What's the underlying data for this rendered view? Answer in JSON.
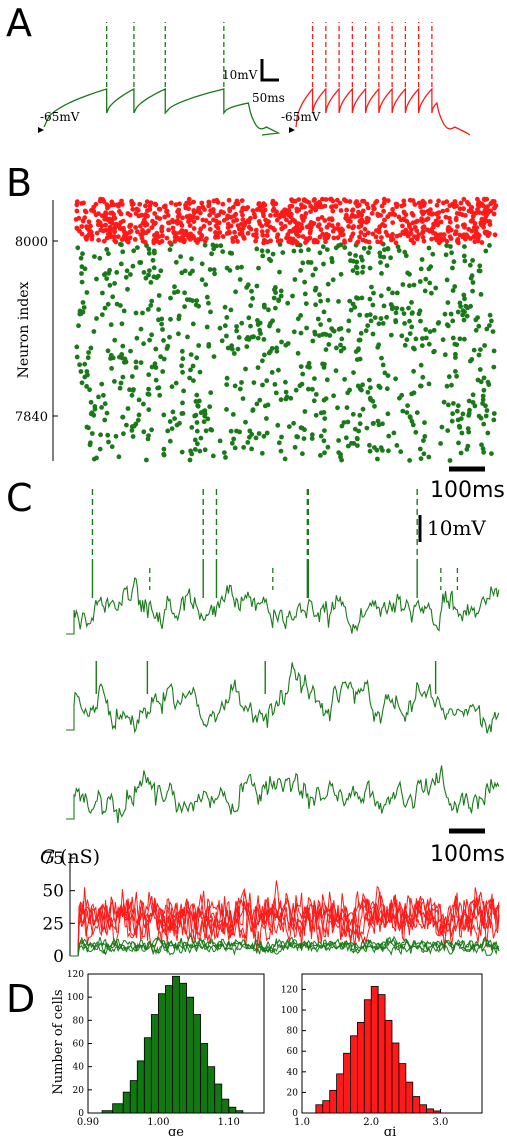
{
  "panels": {
    "a": "A",
    "b": "B",
    "c": "C",
    "d": "D"
  },
  "colors": {
    "excitatory": "#1a7a1a",
    "inhibitory": "#ff1a1a",
    "hist_edge": "#000000"
  },
  "chart_data": [
    {
      "panel": "A",
      "type": "line",
      "traces": [
        {
          "color": "#1a7a1a",
          "rest_label": "-65mV",
          "spike_times_ms": [
            46,
            66,
            89,
            132
          ],
          "description_units": "ms"
        },
        {
          "color": "#ff1a1a",
          "rest_label": "-65mV",
          "spike_times_ms": [
            20,
            36,
            52,
            68,
            84,
            100,
            116,
            132,
            148,
            164
          ],
          "description_units": "ms"
        }
      ],
      "scalebar": {
        "y_label": "10mV",
        "x_label": "50ms"
      }
    },
    {
      "panel": "B",
      "type": "scatter",
      "ylabel": "Neuron index",
      "yticks": [
        "8000",
        "7840"
      ],
      "ylim": [
        7800,
        8040
      ],
      "xlim": [
        0,
        900
      ],
      "series": [
        {
          "color": "#1a7a1a",
          "index_range": [
            7800,
            8000
          ]
        },
        {
          "color": "#ff1a1a",
          "index_range": [
            8000,
            8040
          ]
        }
      ],
      "scalebar": {
        "x_label": "100ms"
      }
    },
    {
      "panel": "C",
      "type": "line",
      "traces_spike_times_ms": [
        [
          39,
          273,
          301,
          493,
          495,
          725
        ],
        [
          47,
          155,
          404,
          764
        ],
        []
      ],
      "small_spike_marks_ms": [
        160,
        420,
        775,
        810
      ],
      "scalebar": {
        "y_label": "10mV",
        "x_label": "100ms"
      }
    },
    {
      "panel": "C-bottom",
      "type": "line",
      "ylabel_symbol": "G",
      "ylabel_unit": "(nS)",
      "yticks": [
        "75",
        "50",
        "25",
        "0"
      ],
      "ylim": [
        0,
        75
      ],
      "series": [
        {
          "color": "#ff1a1a",
          "mean": 30
        },
        {
          "color": "#1a7a1a",
          "mean": 8
        }
      ]
    },
    {
      "panel": "D",
      "type": "bar",
      "hist_left": {
        "xlabel": "ge",
        "ylabel": "Number of cells",
        "color": "#117711",
        "xticks": [
          "0.90",
          "1.00",
          "1.10"
        ],
        "yticks": [
          "0",
          "20",
          "40",
          "60",
          "80",
          "100",
          "120"
        ],
        "xlim": [
          0.9,
          1.15
        ],
        "ylim": [
          0,
          120
        ],
        "bin_edges": [
          0.92,
          0.935,
          0.95,
          0.96,
          0.97,
          0.98,
          0.99,
          1.0,
          1.01,
          1.02,
          1.03,
          1.04,
          1.05,
          1.06,
          1.07,
          1.08,
          1.09,
          1.1,
          1.11,
          1.12
        ],
        "values": [
          2,
          8,
          18,
          28,
          45,
          65,
          85,
          103,
          110,
          118,
          112,
          100,
          85,
          60,
          40,
          25,
          12,
          5,
          2
        ]
      },
      "hist_right": {
        "xlabel": "gi",
        "color": "#ff1a1a",
        "xticks": [
          "1.0",
          "2.0",
          "3.0"
        ],
        "yticks": [
          "0",
          "20",
          "40",
          "60",
          "80",
          "100",
          "120"
        ],
        "xlim": [
          1.0,
          3.6
        ],
        "ylim": [
          0,
          135
        ],
        "bin_edges": [
          1.2,
          1.3,
          1.4,
          1.5,
          1.6,
          1.7,
          1.8,
          1.9,
          2.0,
          2.1,
          2.2,
          2.3,
          2.4,
          2.5,
          2.6,
          2.7,
          2.8,
          2.9,
          3.0
        ],
        "values": [
          8,
          12,
          22,
          38,
          58,
          75,
          88,
          110,
          123,
          115,
          90,
          68,
          48,
          30,
          16,
          8,
          4,
          2
        ]
      }
    }
  ]
}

★ ★ ★

◆ THE PROBLEM
Repeat the listing word for word, but without its pictures.

◆ SOLUTION FOR THIS EXERCISE
What's the underlying data for this rendered view? Answer in JSON.
{
  "panels": {
    "a": "A",
    "b": "B",
    "c": "C",
    "d": "D"
  },
  "colors": {
    "excitatory": "#1a7a1a",
    "inhibitory": "#ff1a1a",
    "hist_edge": "#000000"
  },
  "chart_data": [
    {
      "panel": "A",
      "type": "line",
      "traces": [
        {
          "color": "#1a7a1a",
          "rest_label": "-65mV",
          "spike_times_ms": [
            46,
            66,
            89,
            132
          ],
          "description_units": "ms"
        },
        {
          "color": "#ff1a1a",
          "rest_label": "-65mV",
          "spike_times_ms": [
            20,
            36,
            52,
            68,
            84,
            100,
            116,
            132,
            148,
            164
          ],
          "description_units": "ms"
        }
      ],
      "scalebar": {
        "y_label": "10mV",
        "x_label": "50ms"
      }
    },
    {
      "panel": "B",
      "type": "scatter",
      "ylabel": "Neuron index",
      "yticks": [
        "8000",
        "7840"
      ],
      "ylim": [
        7800,
        8040
      ],
      "xlim": [
        0,
        900
      ],
      "series": [
        {
          "color": "#1a7a1a",
          "index_range": [
            7800,
            8000
          ]
        },
        {
          "color": "#ff1a1a",
          "index_range": [
            8000,
            8040
          ]
        }
      ],
      "scalebar": {
        "x_label": "100ms"
      }
    },
    {
      "panel": "C",
      "type": "line",
      "traces_spike_times_ms": [
        [
          39,
          273,
          301,
          493,
          495,
          725
        ],
        [
          47,
          155,
          404,
          764
        ],
        []
      ],
      "small_spike_marks_ms": [
        160,
        420,
        775,
        810
      ],
      "scalebar": {
        "y_label": "10mV",
        "x_label": "100ms"
      }
    },
    {
      "panel": "C-bottom",
      "type": "line",
      "ylabel_symbol": "G",
      "ylabel_unit": "(nS)",
      "yticks": [
        "75",
        "50",
        "25",
        "0"
      ],
      "ylim": [
        0,
        75
      ],
      "series": [
        {
          "color": "#ff1a1a",
          "mean": 30
        },
        {
          "color": "#1a7a1a",
          "mean": 8
        }
      ]
    },
    {
      "panel": "D",
      "type": "bar",
      "hist_left": {
        "xlabel": "ge",
        "ylabel": "Number of cells",
        "color": "#117711",
        "xticks": [
          "0.90",
          "1.00",
          "1.10"
        ],
        "yticks": [
          "0",
          "20",
          "40",
          "60",
          "80",
          "100",
          "120"
        ],
        "xlim": [
          0.9,
          1.15
        ],
        "ylim": [
          0,
          120
        ],
        "bin_edges": [
          0.92,
          0.935,
          0.95,
          0.96,
          0.97,
          0.98,
          0.99,
          1.0,
          1.01,
          1.02,
          1.03,
          1.04,
          1.05,
          1.06,
          1.07,
          1.08,
          1.09,
          1.1,
          1.11,
          1.12
        ],
        "values": [
          2,
          8,
          18,
          28,
          45,
          65,
          85,
          103,
          110,
          118,
          112,
          100,
          85,
          60,
          40,
          25,
          12,
          5,
          2
        ]
      },
      "hist_right": {
        "xlabel": "gi",
        "color": "#ff1a1a",
        "xticks": [
          "1.0",
          "2.0",
          "3.0"
        ],
        "yticks": [
          "0",
          "20",
          "40",
          "60",
          "80",
          "100",
          "120"
        ],
        "xlim": [
          1.0,
          3.6
        ],
        "ylim": [
          0,
          135
        ],
        "bin_edges": [
          1.2,
          1.3,
          1.4,
          1.5,
          1.6,
          1.7,
          1.8,
          1.9,
          2.0,
          2.1,
          2.2,
          2.3,
          2.4,
          2.5,
          2.6,
          2.7,
          2.8,
          2.9,
          3.0
        ],
        "values": [
          8,
          12,
          22,
          38,
          58,
          75,
          88,
          110,
          123,
          115,
          90,
          68,
          48,
          30,
          16,
          8,
          4,
          2
        ]
      }
    }
  ]
}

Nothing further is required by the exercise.